WHAT IS BEING ASKED ▸
Copy the records below exactly, leaving out any pictures.

===== DATA SECTION =====

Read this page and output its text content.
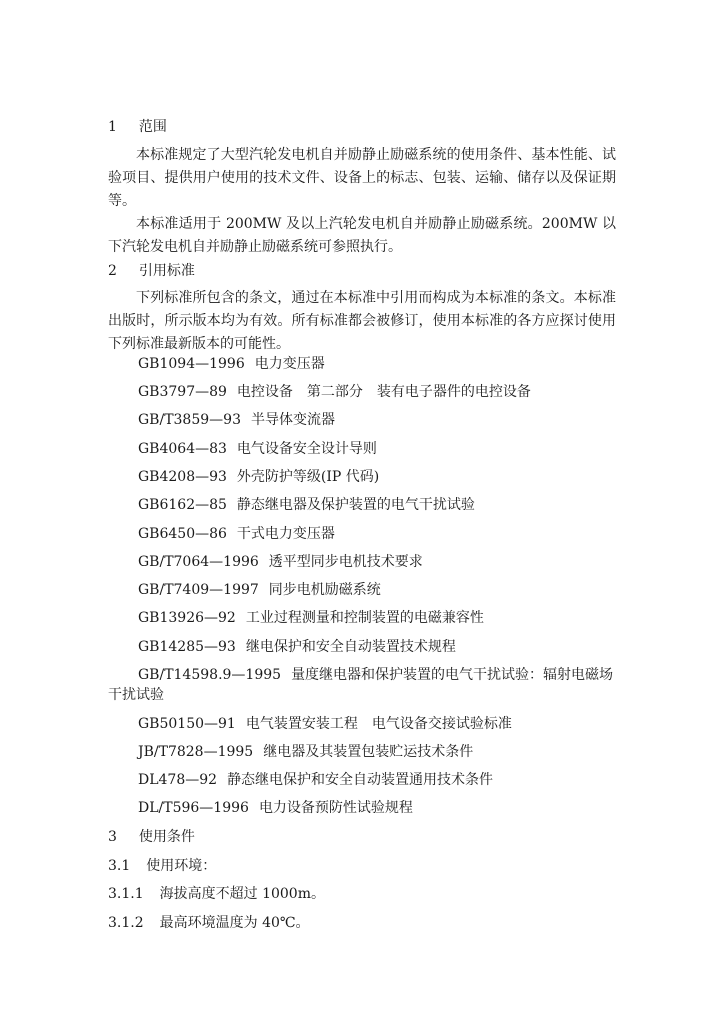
1 范围
本标准规定了大型汽轮发电机自并励静止励磁系统的使用条件、基本性能、试验项目、提供用户使用的技术文件、设备上的标志、包装、运输、储存以及保证期等。
本标准适用于 200MW 及以上汽轮发电机自并励静止励磁系统。200MW 以下汽轮发电机自并励静止励磁系统可参照执行。
2 引用标准
下列标准所包含的条文，通过在本标准中引用而构成为本标准的条文。本标准出版时，所示版本均为有效。所有标准都会被修订，使用本标准的各方应探讨使用下列标准最新版本的可能性。
GB1094—1996 电力变压器
GB3797—89 电控设备　第二部分　装有电子器件的电控设备
GB/T3859—93 半导体变流器
GB4064—83 电气设备安全设计导则
GB4208—93 外壳防护等级(IP 代码)
GB6162—85 静态继电器及保护装置的电气干扰试验
GB6450—86 干式电力变压器
GB/T7064—1996 透平型同步电机技术要求
GB/T7409—1997 同步电机励磁系统
GB13926—92 工业过程测量和控制装置的电磁兼容性
GB14285—93 继电保护和安全自动装置技术规程
GB/T14598.9—1995 量度继电器和保护装置的电气干扰试验：辐射电磁场
干扰试验
GB50150—91 电气装置安装工程　电气设备交接试验标准
JB/T7828—1995 继电器及其装置包装贮运技术条件
DL478—92 静态继电保护和安全自动装置通用技术条件
DL/T596—1996 电力设备预防性试验规程
3 使用条件
3.1 使用环境：
3.1.1 海拔高度不超过 1000m。
3.1.2 最高环境温度为 40℃。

=====

OUTPUT FOR THIS EXERCISE ▸
Read this page and output its text content.
1 范围
本标准规定了大型汽轮发电机自并励静止励磁系统的使用条件、基本性能、试验项目、提供用户使用的技术文件、设备上的标志、包装、运输、储存以及保证期等。
本标准适用于 200MW 及以上汽轮发电机自并励静止励磁系统。200MW 以下汽轮发电机自并励静止励磁系统可参照执行。
2 引用标准
下列标准所包含的条文，通过在本标准中引用而构成为本标准的条文。本标准出版时，所示版本均为有效。所有标准都会被修订，使用本标准的各方应探讨使用下列标准最新版本的可能性。
GB1094—1996 电力变压器
GB3797—89 电控设备　第二部分　装有电子器件的电控设备
GB/T3859—93 半导体变流器
GB4064—83 电气设备安全设计导则
GB4208—93 外壳防护等级(IP 代码)
GB6162—85 静态继电器及保护装置的电气干扰试验
GB6450—86 干式电力变压器
GB/T7064—1996 透平型同步电机技术要求
GB/T7409—1997 同步电机励磁系统
GB13926—92 工业过程测量和控制装置的电磁兼容性
GB14285—93 继电保护和安全自动装置技术规程
GB/T14598.9—1995 量度继电器和保护装置的电气干扰试验：辐射电磁场
干扰试验
GB50150—91 电气装置安装工程　电气设备交接试验标准
JB/T7828—1995 继电器及其装置包装贮运技术条件
DL478—92 静态继电保护和安全自动装置通用技术条件
DL/T596—1996 电力设备预防性试验规程
3 使用条件
3.1 使用环境：
3.1.1 海拔高度不超过 1000m。
3.1.2 最高环境温度为 40℃。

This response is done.